[EXERCISE AIM] Find every line in the records below that holds the word "technologies", and copy each one.

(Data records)
━━━
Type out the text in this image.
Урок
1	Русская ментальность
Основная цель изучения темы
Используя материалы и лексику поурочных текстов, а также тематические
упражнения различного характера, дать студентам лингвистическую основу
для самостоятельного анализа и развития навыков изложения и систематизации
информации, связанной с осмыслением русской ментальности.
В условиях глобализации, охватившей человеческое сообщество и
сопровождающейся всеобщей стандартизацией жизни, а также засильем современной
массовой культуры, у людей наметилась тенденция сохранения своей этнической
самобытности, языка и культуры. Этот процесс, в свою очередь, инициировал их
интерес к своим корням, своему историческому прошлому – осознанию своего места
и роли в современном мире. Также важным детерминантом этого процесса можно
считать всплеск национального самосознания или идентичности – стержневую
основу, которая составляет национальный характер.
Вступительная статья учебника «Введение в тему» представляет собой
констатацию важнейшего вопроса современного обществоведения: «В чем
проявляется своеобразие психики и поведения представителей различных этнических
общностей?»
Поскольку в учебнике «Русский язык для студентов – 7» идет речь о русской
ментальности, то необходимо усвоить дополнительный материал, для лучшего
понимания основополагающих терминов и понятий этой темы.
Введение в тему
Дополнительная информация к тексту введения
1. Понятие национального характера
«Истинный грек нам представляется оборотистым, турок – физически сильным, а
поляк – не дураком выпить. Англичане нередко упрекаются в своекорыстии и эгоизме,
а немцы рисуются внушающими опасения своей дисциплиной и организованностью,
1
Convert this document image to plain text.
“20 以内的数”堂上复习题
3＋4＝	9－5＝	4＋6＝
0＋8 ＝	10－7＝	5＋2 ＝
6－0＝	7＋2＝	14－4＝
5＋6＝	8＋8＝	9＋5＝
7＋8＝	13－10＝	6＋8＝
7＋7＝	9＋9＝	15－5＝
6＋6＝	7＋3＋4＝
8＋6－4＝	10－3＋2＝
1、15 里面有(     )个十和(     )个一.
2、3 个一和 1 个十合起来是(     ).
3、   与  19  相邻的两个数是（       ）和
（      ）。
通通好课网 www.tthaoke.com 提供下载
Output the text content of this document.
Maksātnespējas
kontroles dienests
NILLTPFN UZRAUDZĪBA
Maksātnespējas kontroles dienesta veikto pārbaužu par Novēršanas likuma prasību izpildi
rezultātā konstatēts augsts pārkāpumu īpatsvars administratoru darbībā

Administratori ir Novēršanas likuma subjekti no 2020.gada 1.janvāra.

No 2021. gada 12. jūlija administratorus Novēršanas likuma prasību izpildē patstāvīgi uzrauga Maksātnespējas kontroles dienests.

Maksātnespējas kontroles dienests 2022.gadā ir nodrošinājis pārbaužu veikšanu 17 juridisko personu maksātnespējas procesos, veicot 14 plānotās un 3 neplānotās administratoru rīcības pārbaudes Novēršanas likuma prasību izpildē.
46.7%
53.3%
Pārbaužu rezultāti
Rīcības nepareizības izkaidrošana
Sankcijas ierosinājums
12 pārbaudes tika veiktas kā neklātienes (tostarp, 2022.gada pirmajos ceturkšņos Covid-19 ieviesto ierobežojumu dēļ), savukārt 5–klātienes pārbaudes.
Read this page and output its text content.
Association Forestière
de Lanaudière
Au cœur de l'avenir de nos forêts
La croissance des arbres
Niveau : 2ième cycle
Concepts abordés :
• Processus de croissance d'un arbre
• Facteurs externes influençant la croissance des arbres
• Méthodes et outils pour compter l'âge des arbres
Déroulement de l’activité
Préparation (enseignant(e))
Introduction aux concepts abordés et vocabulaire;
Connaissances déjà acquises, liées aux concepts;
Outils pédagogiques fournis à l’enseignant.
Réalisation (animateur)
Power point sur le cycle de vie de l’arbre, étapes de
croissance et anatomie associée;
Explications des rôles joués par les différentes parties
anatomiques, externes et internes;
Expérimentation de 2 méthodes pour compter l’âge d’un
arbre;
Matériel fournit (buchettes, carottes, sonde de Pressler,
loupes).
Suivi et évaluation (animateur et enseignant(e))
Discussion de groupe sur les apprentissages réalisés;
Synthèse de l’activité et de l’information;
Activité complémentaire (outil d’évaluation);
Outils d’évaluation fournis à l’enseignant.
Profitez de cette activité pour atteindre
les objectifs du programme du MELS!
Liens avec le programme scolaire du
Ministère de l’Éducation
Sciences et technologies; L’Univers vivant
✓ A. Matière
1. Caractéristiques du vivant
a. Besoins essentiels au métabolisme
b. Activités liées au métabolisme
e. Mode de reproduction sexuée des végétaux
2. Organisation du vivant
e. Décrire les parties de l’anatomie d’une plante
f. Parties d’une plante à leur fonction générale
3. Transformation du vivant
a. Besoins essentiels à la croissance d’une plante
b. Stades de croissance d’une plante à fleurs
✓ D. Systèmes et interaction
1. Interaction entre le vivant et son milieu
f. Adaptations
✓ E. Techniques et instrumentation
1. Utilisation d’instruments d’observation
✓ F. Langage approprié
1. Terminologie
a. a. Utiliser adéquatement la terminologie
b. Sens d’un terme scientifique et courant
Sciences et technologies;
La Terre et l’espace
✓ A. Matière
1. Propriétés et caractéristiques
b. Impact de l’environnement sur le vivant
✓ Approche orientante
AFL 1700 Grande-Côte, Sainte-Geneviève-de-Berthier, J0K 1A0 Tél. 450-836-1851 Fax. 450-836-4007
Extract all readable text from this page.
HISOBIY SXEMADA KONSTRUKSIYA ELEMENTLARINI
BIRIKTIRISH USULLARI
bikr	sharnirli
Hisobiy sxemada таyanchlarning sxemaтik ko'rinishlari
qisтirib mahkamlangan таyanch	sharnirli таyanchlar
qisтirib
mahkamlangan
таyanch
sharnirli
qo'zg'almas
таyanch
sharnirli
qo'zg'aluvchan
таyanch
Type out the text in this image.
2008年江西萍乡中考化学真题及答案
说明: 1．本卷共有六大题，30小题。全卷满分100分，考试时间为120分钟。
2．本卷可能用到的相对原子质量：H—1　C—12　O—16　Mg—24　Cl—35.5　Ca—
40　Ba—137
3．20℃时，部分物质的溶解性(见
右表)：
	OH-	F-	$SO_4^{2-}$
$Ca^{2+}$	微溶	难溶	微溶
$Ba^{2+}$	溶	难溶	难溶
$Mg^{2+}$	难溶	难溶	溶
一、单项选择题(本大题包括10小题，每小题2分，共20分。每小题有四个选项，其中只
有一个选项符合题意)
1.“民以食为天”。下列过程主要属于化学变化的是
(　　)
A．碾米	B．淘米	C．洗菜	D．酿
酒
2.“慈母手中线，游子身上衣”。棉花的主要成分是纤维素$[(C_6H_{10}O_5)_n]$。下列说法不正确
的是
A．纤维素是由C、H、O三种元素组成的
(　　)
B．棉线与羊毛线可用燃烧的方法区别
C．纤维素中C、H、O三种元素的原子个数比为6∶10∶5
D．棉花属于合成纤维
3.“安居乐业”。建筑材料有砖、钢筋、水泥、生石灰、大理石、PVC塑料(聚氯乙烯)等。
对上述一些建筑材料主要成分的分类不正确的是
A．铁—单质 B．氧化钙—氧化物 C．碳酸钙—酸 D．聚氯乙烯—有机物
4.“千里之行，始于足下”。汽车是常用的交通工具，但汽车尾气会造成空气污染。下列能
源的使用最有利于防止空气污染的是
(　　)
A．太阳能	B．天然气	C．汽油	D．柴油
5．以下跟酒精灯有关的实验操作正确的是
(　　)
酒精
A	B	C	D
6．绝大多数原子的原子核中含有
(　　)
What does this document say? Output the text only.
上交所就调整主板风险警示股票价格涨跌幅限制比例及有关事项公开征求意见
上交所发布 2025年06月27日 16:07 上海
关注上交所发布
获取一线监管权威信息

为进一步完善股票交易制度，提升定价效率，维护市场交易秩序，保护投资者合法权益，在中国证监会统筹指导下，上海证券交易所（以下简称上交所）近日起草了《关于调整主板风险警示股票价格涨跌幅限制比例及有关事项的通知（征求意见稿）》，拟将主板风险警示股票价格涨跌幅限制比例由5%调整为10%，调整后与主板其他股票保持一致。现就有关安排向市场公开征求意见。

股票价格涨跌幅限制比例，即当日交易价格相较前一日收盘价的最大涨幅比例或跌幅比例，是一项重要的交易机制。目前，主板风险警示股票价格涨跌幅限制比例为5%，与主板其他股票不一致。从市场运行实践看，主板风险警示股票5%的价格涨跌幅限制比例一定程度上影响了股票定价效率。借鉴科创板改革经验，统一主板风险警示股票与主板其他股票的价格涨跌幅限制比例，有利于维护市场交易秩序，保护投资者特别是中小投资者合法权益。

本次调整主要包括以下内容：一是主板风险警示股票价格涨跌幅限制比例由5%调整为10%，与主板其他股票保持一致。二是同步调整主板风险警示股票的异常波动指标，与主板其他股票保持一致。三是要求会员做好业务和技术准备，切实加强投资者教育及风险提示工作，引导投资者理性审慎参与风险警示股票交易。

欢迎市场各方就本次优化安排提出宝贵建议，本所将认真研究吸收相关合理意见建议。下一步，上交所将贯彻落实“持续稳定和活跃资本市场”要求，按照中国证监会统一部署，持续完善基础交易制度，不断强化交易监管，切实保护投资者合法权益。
━━━
[RIGHT ANSWER]
Sciences et technologies; L’Univers vivant
Sciences et technologies;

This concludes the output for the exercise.